# Do this
Every line that holds "content" should be shown.
----- Material for the task -----
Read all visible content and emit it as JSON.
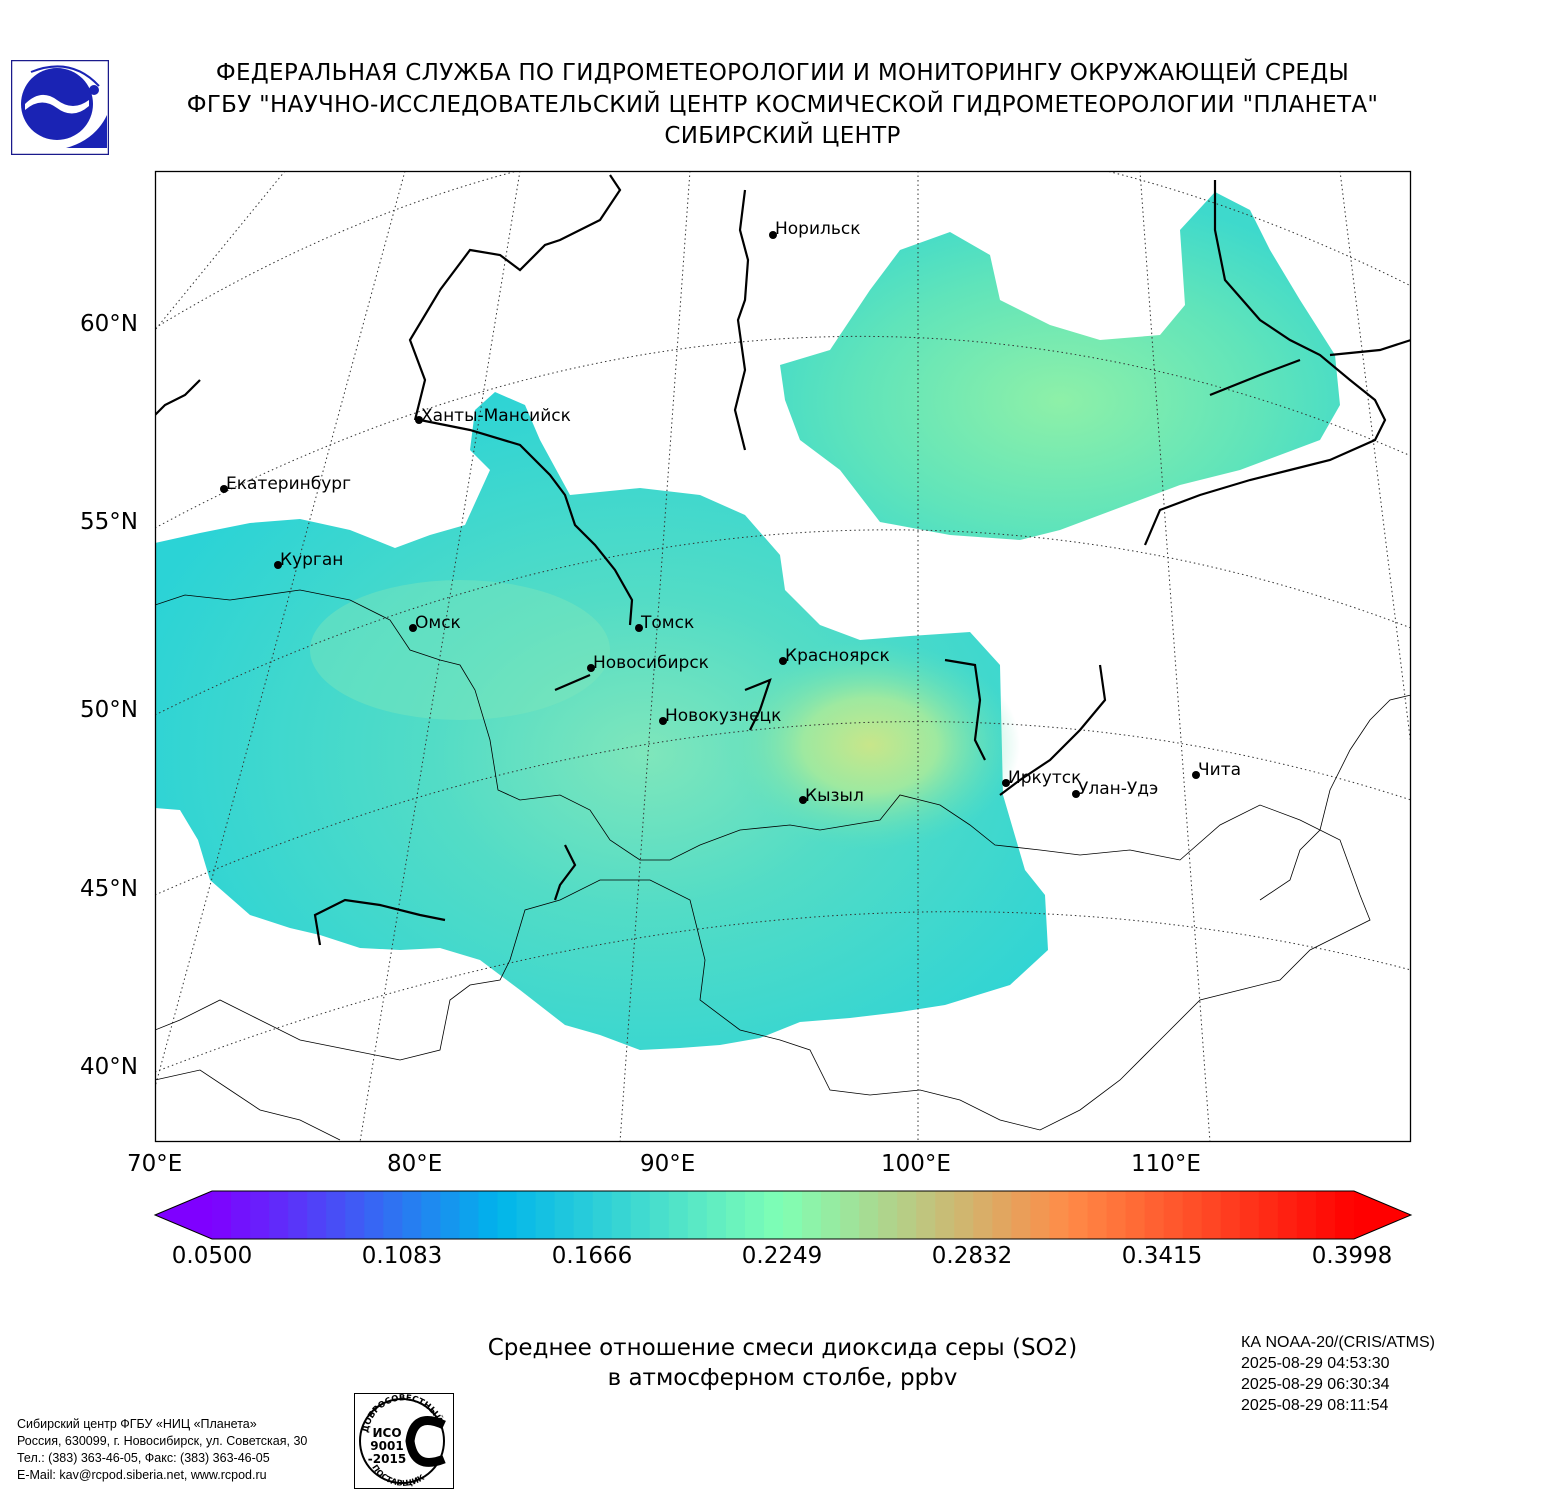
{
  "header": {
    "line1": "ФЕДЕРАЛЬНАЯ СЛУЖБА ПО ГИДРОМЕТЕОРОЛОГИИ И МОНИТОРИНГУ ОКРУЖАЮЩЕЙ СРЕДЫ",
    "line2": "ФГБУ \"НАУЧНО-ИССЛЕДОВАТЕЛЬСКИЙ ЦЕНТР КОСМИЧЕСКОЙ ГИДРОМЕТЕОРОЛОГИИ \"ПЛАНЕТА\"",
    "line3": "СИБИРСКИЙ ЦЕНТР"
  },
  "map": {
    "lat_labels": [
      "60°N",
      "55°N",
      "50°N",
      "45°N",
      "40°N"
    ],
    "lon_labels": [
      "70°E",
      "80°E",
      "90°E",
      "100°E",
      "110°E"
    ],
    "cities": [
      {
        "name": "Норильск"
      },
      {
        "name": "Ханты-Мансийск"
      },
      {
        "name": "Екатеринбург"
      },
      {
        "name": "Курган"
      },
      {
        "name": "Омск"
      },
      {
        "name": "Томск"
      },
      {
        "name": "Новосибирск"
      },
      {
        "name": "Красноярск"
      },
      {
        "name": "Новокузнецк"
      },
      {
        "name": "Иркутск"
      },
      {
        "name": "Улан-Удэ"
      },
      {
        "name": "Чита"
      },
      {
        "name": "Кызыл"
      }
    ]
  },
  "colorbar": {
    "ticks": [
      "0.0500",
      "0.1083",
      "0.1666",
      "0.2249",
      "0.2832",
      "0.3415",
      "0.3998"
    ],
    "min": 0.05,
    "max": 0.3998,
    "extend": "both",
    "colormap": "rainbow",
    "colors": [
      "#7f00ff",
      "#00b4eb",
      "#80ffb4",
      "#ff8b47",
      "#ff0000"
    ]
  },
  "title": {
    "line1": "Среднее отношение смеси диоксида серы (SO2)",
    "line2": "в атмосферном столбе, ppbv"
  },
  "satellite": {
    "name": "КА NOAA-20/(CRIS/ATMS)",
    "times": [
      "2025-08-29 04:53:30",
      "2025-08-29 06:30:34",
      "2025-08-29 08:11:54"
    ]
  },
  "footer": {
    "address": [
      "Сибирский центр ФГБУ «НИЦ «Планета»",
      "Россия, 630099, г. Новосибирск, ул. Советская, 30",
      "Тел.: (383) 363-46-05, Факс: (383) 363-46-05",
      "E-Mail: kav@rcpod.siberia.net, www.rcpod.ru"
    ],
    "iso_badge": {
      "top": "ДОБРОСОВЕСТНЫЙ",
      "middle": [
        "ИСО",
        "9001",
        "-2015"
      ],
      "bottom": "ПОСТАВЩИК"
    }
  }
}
-----
----- Material for the task -----
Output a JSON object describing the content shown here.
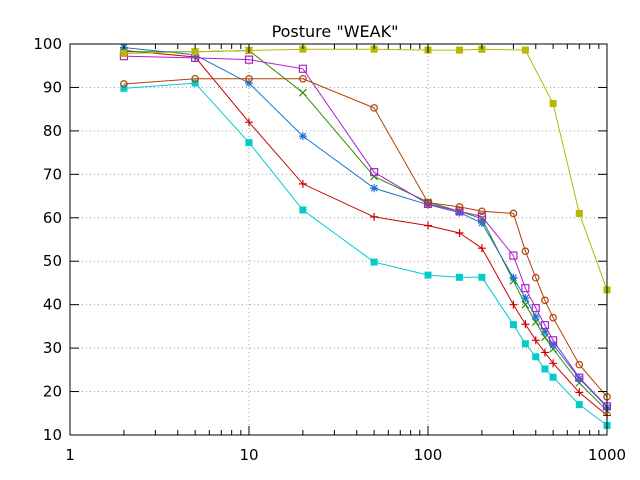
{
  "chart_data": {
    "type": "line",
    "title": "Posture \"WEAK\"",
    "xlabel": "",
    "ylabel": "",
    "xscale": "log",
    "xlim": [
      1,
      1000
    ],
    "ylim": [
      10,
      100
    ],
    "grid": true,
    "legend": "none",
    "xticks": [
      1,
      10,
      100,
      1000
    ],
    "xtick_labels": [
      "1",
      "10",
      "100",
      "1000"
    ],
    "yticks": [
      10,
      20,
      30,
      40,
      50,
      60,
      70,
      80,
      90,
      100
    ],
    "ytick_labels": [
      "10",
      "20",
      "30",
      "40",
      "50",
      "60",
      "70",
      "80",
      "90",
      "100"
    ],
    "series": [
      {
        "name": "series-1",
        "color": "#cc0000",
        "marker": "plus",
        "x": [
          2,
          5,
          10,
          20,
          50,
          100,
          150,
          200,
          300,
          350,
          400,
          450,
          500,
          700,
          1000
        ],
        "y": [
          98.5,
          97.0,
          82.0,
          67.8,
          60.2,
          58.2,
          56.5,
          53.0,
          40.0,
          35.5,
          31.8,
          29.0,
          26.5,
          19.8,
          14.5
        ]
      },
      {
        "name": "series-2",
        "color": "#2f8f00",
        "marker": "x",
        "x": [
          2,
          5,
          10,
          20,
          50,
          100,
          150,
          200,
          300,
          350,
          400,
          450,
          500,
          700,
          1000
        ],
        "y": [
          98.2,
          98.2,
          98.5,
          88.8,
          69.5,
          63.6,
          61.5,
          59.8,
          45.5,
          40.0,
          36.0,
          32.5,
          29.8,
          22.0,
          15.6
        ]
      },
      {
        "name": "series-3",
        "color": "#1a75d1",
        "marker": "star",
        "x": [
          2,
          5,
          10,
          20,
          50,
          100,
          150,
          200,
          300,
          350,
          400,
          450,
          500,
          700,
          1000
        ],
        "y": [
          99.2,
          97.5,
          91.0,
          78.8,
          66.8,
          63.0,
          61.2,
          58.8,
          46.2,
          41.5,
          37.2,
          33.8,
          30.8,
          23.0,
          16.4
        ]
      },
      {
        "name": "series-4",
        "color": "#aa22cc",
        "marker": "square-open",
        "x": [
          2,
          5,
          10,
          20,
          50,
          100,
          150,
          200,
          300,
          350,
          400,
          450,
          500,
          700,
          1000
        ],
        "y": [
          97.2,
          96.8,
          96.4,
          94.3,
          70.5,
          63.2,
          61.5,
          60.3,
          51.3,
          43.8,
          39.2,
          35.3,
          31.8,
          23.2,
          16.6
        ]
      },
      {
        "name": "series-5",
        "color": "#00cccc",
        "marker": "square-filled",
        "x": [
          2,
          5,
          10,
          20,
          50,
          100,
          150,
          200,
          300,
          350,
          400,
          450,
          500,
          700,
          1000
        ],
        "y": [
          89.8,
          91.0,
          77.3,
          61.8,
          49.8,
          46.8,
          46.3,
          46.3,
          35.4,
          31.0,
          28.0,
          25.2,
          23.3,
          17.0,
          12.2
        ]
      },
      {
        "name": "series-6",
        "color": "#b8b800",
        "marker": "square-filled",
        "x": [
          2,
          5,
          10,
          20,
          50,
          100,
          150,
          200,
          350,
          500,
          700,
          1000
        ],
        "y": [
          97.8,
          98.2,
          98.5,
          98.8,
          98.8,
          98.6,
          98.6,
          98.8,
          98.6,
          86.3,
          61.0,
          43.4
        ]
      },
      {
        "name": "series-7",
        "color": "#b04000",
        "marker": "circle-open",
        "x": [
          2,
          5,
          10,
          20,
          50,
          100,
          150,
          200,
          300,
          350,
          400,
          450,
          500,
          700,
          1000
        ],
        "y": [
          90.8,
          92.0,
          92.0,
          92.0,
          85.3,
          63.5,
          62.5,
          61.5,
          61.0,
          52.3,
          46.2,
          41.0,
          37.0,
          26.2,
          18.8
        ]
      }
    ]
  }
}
-----
# Response
Read all visible content and emit it as JSON.
Output a JSON object describing the content shown here.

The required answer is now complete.